■ Rows from a figure dataset ■
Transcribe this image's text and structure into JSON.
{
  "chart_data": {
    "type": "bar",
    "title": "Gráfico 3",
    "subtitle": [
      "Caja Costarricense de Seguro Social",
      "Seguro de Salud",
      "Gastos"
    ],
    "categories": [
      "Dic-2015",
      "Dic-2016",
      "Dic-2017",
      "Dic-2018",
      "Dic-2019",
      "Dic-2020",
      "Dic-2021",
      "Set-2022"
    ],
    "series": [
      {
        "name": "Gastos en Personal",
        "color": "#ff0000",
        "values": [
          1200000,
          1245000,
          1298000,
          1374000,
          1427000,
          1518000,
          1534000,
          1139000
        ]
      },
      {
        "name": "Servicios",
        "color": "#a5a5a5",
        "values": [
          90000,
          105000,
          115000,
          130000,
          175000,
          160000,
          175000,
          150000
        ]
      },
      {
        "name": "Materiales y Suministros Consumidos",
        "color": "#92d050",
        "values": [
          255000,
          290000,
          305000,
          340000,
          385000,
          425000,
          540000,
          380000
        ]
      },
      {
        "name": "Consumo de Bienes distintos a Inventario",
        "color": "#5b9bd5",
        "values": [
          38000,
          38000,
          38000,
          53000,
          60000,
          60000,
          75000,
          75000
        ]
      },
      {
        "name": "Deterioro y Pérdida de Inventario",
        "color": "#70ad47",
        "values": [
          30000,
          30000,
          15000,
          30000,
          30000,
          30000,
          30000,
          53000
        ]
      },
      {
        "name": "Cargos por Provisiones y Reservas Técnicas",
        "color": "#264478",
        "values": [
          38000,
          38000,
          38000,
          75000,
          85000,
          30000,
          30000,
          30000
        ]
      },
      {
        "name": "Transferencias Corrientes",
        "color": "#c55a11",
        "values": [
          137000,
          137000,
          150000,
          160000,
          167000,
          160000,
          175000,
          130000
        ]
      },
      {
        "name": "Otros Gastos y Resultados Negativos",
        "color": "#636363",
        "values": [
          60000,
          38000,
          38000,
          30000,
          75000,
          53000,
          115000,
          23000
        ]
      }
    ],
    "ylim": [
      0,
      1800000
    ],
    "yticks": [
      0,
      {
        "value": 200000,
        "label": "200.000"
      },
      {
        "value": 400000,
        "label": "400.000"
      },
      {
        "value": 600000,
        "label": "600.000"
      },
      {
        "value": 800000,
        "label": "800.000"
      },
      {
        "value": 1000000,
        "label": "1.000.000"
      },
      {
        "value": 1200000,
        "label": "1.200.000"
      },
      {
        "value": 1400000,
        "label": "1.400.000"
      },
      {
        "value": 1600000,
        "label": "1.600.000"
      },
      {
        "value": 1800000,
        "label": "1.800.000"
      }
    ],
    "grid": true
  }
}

■ What is asked ■
Please output the entire listing exactly as it stands.

■ Answer to this exercise ■
Transcribe this image's text and structure into JSON.
{
  "chart_data": {
    "type": "bar",
    "title": "Gráfico 3",
    "subtitle": [
      "Caja Costarricense de Seguro Social",
      "Seguro de Salud",
      "Gastos"
    ],
    "categories": [
      "Dic-2015",
      "Dic-2016",
      "Dic-2017",
      "Dic-2018",
      "Dic-2019",
      "Dic-2020",
      "Dic-2021",
      "Set-2022"
    ],
    "series": [
      {
        "name": "Gastos en Personal",
        "color": "#ff0000",
        "values": [
          1200000,
          1245000,
          1298000,
          1374000,
          1427000,
          1518000,
          1534000,
          1139000
        ]
      },
      {
        "name": "Servicios",
        "color": "#a5a5a5",
        "values": [
          90000,
          105000,
          115000,
          130000,
          175000,
          160000,
          175000,
          150000
        ]
      },
      {
        "name": "Materiales y Suministros Consumidos",
        "color": "#92d050",
        "values": [
          255000,
          290000,
          305000,
          340000,
          385000,
          425000,
          540000,
          380000
        ]
      },
      {
        "name": "Consumo de Bienes distintos a Inventario",
        "color": "#5b9bd5",
        "values": [
          38000,
          38000,
          38000,
          53000,
          60000,
          60000,
          75000,
          75000
        ]
      },
      {
        "name": "Deterioro y Pérdida de Inventario",
        "color": "#70ad47",
        "values": [
          30000,
          30000,
          15000,
          30000,
          30000,
          30000,
          30000,
          53000
        ]
      },
      {
        "name": "Cargos por Provisiones y Reservas Técnicas",
        "color": "#264478",
        "values": [
          38000,
          38000,
          38000,
          75000,
          85000,
          30000,
          30000,
          30000
        ]
      },
      {
        "name": "Transferencias Corrientes",
        "color": "#c55a11",
        "values": [
          137000,
          137000,
          150000,
          160000,
          167000,
          160000,
          175000,
          130000
        ]
      },
      {
        "name": "Otros Gastos y Resultados Negativos",
        "color": "#636363",
        "values": [
          60000,
          38000,
          38000,
          30000,
          75000,
          53000,
          115000,
          23000
        ]
      }
    ],
    "ylim": [
      0,
      1800000
    ],
    "yticks": [
      0,
      {
        "value": 200000,
        "label": "200.000"
      },
      {
        "value": 400000,
        "label": "400.000"
      },
      {
        "value": 600000,
        "label": "600.000"
      },
      {
        "value": 800000,
        "label": "800.000"
      },
      {
        "value": 1000000,
        "label": "1.000.000"
      },
      {
        "value": 1200000,
        "label": "1.200.000"
      },
      {
        "value": 1400000,
        "label": "1.400.000"
      },
      {
        "value": 1600000,
        "label": "1.600.000"
      },
      {
        "value": 1800000,
        "label": "1.800.000"
      }
    ],
    "grid": true
  }
}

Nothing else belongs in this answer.